• _DATASET ENTRIES_
══════════

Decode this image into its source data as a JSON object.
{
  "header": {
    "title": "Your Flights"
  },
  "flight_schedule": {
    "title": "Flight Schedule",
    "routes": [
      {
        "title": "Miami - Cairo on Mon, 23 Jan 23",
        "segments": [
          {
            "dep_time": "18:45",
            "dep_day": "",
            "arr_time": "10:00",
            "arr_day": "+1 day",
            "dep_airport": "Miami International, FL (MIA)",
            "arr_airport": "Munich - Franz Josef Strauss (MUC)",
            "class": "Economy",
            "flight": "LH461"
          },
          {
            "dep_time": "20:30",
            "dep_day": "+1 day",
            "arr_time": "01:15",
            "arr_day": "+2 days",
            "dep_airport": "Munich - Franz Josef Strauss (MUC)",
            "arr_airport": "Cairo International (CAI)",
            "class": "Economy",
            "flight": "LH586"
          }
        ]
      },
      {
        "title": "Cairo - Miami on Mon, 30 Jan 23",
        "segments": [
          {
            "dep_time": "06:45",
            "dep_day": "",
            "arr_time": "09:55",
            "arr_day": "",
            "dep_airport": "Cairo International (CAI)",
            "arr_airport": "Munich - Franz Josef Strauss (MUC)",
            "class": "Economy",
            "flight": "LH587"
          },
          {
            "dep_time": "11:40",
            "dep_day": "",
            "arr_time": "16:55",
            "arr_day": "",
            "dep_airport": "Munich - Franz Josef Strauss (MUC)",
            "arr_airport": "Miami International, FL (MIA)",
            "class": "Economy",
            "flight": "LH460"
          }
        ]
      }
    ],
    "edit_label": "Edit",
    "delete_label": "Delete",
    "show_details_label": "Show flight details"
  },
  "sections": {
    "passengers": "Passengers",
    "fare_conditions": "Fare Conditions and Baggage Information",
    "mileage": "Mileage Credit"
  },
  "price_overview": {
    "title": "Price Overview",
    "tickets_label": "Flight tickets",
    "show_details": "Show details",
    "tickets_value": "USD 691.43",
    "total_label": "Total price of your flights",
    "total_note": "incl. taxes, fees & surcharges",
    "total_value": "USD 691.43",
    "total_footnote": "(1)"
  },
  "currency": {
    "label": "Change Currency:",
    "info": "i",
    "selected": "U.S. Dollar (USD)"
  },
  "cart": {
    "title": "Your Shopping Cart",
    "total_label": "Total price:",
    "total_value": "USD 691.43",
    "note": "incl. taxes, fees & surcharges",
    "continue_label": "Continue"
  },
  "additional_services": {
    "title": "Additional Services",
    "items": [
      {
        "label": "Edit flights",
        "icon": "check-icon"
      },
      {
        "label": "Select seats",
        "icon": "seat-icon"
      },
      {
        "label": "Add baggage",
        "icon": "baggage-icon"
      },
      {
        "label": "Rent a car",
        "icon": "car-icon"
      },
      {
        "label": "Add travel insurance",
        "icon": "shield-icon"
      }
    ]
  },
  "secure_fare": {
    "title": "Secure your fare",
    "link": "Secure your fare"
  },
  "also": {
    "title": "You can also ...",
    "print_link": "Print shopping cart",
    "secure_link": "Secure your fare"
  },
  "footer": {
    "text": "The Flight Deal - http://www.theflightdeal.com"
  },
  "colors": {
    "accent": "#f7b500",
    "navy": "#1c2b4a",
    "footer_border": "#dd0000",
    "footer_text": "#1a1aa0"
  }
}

══════════

• _AIM_
Find all the lines containing "International" in the material, then copy them.

• _TASK ANSWER_
            "dep_airport": "Miami International, FL (MIA)",
            "arr_airport": "Cairo International (CAI)",
            "dep_airport": "Cairo International (CAI)",
            "arr_airport": "Miami International, FL (MIA)",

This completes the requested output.